DIRECTIONS:
Output every line of the material exactly, omitting images.
## Begin GIVEN RECORDS
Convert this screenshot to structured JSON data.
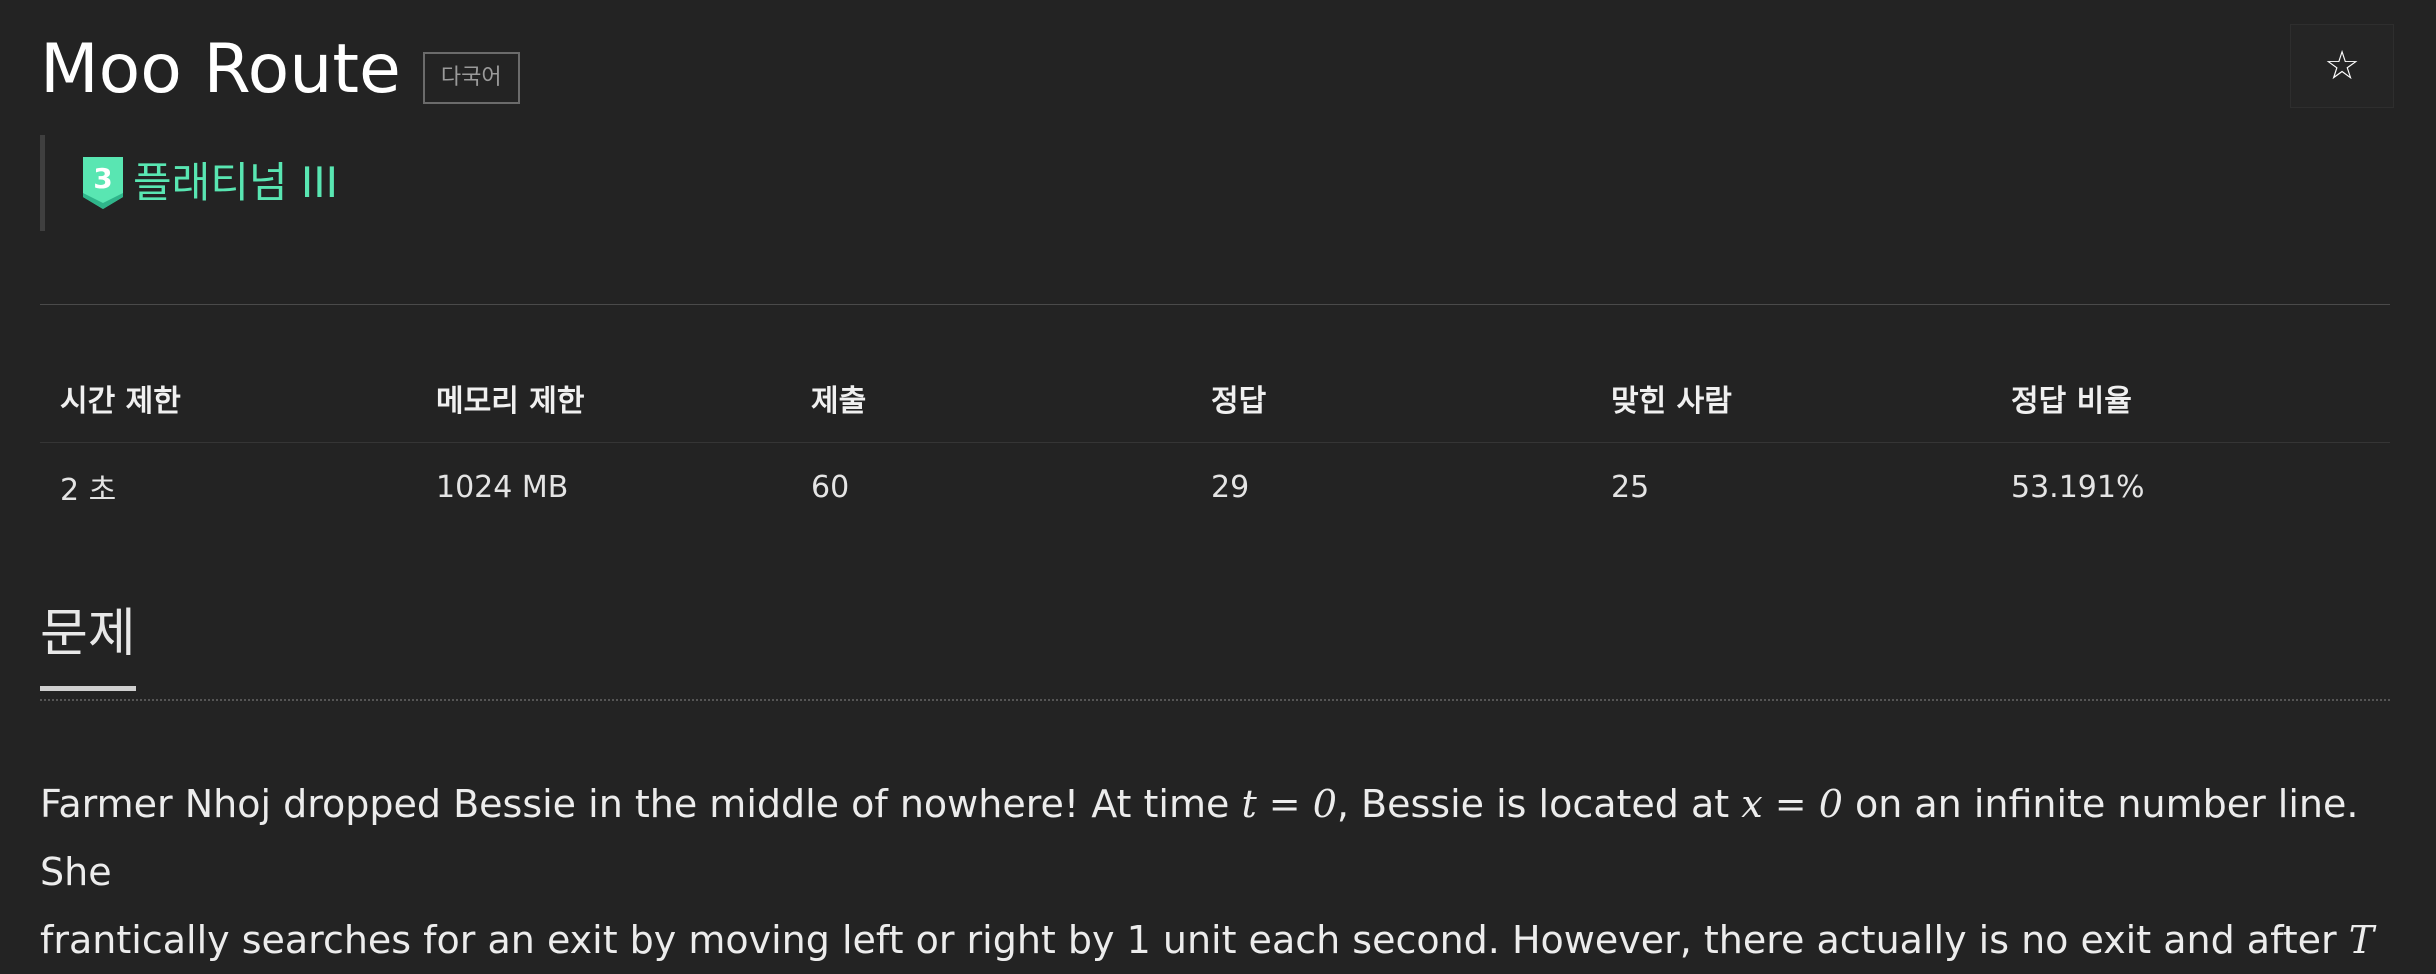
{
  "header": {
    "title": "Moo Route",
    "language_badge": "다국어",
    "star_icon": "☆"
  },
  "tier": {
    "level": "3",
    "label": "플래티넘 III",
    "color": "#59e6b2"
  },
  "stats": {
    "headers": [
      "시간 제한",
      "메모리 제한",
      "제출",
      "정답",
      "맞힌 사람",
      "정답 비율"
    ],
    "values": [
      "2 초",
      "1024 MB",
      "60",
      "29",
      "25",
      "53.191%"
    ]
  },
  "problem": {
    "section_title": "문제",
    "line1": {
      "part1": "Farmer Nhoj dropped Bessie in the middle of nowhere! At time ",
      "math1": "t = 0",
      "part2": ", Bessie is located at ",
      "math2": "x = 0",
      "part3": " on an infinite number line. She"
    },
    "line2": {
      "part1": "frantically searches for an exit by moving left or right by 1 unit each second. However, there actually is no exit and after ",
      "math1": "T"
    }
  }
}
## End GIVEN RECORDS
SOLUTION FOR THIS EXERCISE:
Convert this screenshot to structured JSON data.
{
  "header": {
    "title": "Moo Route",
    "language_badge": "다국어",
    "star_icon": "☆"
  },
  "tier": {
    "level": "3",
    "label": "플래티넘 III",
    "color": "#59e6b2"
  },
  "stats": {
    "headers": [
      "시간 제한",
      "메모리 제한",
      "제출",
      "정답",
      "맞힌 사람",
      "정답 비율"
    ],
    "values": [
      "2 초",
      "1024 MB",
      "60",
      "29",
      "25",
      "53.191%"
    ]
  },
  "problem": {
    "section_title": "문제",
    "line1": {
      "part1": "Farmer Nhoj dropped Bessie in the middle of nowhere! At time ",
      "math1": "t = 0",
      "part2": ", Bessie is located at ",
      "math2": "x = 0",
      "part3": " on an infinite number line. She"
    },
    "line2": {
      "part1": "frantically searches for an exit by moving left or right by 1 unit each second. However, there actually is no exit and after ",
      "math1": "T"
    }
  }
}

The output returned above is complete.